[Passage]
Bashkiriya is in the Urals montane tundra and taiga ecoregion. The Urals are commonly recognized as the divide between Europe and Asia, and the southern Urals combine the mixing of the two with proximity to steppe ecoregions. The primary trees of the Urals Mountain Taiga ecoregion include the Siberian Spruce, Siberian larch, Russian larch, and the Siberian fir.

==Plants==
The park has high levels of biodiversity because it is at the meeting point of several biogeographical provinces: boreal conifer forests ("taiga"), broadleaf forests, and steppe. Because over 90% of the park has forest cover, it is an area of broad protection for forest plant communities. The light conifers of the taiga (pine and larch) mix with broadleaf (linden, oak, elm, maple) and small-leaved (birch and aspen) trees. Rocky outcrops provide openings for smaller flowering plants. Over 800 flowering plant species have been recorded in the park, with 117 being listed as rare or vulnerable. There are limited non-forest areas of the park, including an areas known as the "Bear Meadow" that features lop-sided onion, a type of wild onion.

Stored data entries
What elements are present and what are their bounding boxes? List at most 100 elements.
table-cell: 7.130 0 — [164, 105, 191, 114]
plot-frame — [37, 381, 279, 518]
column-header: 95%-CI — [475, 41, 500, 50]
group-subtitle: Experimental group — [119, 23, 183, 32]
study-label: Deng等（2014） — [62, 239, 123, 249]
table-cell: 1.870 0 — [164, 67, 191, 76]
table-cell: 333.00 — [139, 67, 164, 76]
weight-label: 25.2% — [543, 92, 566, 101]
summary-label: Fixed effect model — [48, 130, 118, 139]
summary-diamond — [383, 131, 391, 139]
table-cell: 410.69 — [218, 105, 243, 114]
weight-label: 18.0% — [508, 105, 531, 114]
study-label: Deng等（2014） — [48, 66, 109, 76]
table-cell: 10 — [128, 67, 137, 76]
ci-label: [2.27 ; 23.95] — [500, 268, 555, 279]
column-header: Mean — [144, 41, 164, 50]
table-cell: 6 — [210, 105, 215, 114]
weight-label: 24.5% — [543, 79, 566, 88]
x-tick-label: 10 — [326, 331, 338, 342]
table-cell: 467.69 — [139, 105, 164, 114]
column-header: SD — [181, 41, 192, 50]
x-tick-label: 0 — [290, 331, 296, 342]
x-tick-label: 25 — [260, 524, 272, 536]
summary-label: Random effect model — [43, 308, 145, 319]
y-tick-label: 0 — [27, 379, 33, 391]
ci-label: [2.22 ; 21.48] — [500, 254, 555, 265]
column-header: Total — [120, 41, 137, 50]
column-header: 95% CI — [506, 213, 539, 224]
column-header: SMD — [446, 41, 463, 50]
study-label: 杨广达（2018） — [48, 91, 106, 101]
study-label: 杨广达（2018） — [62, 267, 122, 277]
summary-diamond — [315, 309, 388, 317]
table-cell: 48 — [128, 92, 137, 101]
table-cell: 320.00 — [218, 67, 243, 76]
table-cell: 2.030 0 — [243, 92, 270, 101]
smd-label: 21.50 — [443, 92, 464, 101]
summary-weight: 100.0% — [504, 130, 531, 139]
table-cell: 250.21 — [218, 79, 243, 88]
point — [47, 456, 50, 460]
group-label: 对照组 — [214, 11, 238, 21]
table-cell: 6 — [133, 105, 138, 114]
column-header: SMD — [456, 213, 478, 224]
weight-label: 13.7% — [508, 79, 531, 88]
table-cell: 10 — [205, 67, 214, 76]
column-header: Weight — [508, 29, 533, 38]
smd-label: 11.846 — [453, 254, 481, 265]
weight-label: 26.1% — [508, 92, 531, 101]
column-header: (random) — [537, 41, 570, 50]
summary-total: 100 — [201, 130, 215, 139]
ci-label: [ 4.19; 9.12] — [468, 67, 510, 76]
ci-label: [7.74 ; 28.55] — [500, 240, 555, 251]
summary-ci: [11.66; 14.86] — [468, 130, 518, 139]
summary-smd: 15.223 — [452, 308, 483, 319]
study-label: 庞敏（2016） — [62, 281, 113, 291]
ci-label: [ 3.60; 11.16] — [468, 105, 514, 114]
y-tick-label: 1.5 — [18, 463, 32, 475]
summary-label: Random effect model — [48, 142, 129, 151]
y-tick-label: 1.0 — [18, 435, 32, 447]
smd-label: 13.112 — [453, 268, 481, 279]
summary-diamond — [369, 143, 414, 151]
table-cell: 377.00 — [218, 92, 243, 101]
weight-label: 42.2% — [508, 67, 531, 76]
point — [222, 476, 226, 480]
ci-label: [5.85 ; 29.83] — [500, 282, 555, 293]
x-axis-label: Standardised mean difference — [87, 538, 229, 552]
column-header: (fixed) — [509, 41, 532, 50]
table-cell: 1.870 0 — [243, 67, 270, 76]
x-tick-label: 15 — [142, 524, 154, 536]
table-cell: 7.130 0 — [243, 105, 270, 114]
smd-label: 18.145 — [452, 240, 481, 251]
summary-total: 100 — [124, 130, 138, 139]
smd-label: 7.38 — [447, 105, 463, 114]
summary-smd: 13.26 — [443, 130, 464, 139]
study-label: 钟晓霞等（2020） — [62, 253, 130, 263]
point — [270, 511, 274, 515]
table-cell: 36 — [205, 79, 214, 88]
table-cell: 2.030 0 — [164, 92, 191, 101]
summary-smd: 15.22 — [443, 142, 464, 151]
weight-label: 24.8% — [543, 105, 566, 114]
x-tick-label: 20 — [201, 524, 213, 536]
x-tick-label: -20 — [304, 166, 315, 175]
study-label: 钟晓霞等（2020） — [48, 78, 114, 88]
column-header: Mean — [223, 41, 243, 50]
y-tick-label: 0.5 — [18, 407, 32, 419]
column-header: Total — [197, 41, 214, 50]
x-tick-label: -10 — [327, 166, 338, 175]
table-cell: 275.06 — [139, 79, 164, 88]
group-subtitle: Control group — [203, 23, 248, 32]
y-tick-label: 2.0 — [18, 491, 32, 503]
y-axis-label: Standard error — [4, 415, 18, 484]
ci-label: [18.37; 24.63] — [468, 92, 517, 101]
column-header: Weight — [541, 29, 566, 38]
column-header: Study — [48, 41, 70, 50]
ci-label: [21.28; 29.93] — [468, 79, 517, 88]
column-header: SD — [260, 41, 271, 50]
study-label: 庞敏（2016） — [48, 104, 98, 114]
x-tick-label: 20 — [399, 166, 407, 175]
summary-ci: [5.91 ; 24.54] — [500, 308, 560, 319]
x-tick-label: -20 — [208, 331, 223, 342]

[Study questions]
**A)** According to the passage on Bashkiriya park, how many flowering plant species have been recorded in the park?
**B)** Resume the passage on Bashkiriya park's plant life from where it stops.

[Answers for each item]
**A)** Over 800.

**B)**
==Animals==
Due to the position of the forest on the extreme ends of different ecoregions (Europe/Asia, and North/South), many of the resident species are at the extreme ends of their respective ranges. The protected areas of the park provide habitat for over 60 species of mammals. Representative species include the brown bear, elk, wolf, lynx and beaver. There are 11 recorded amphibian species, 30 fish species and 150 species of birds. The birds of prey include the vulnerable Eastern imperial eagle and the White-tailed eagle (the largest eagle with a wingspan up to 8 feet). Among the fish species in the headwaters of the Nugush and Belaya is the vulnerable Siberian salmon.

==History==
The Bashkiriya region has been inhabited for thousands of years: the cave paintings of the Paleolithic culture in the bordering Shulgan-Tash reserve have been dated by radio-chemical analysis to 13,000-14,000 years ago. The semi-nomadic Bashkirs are indigenous to Bashkortostan and claim descent from the original cave cult cultures.

The area was well known for wild beekeeping, in which honey is collected from tree hollows, and in which bee clusters would be artificially introduced into caverns. The neighboring Altyn-Solok entomological reserve protects this historic source of industry, which may stretch back 1,500 years.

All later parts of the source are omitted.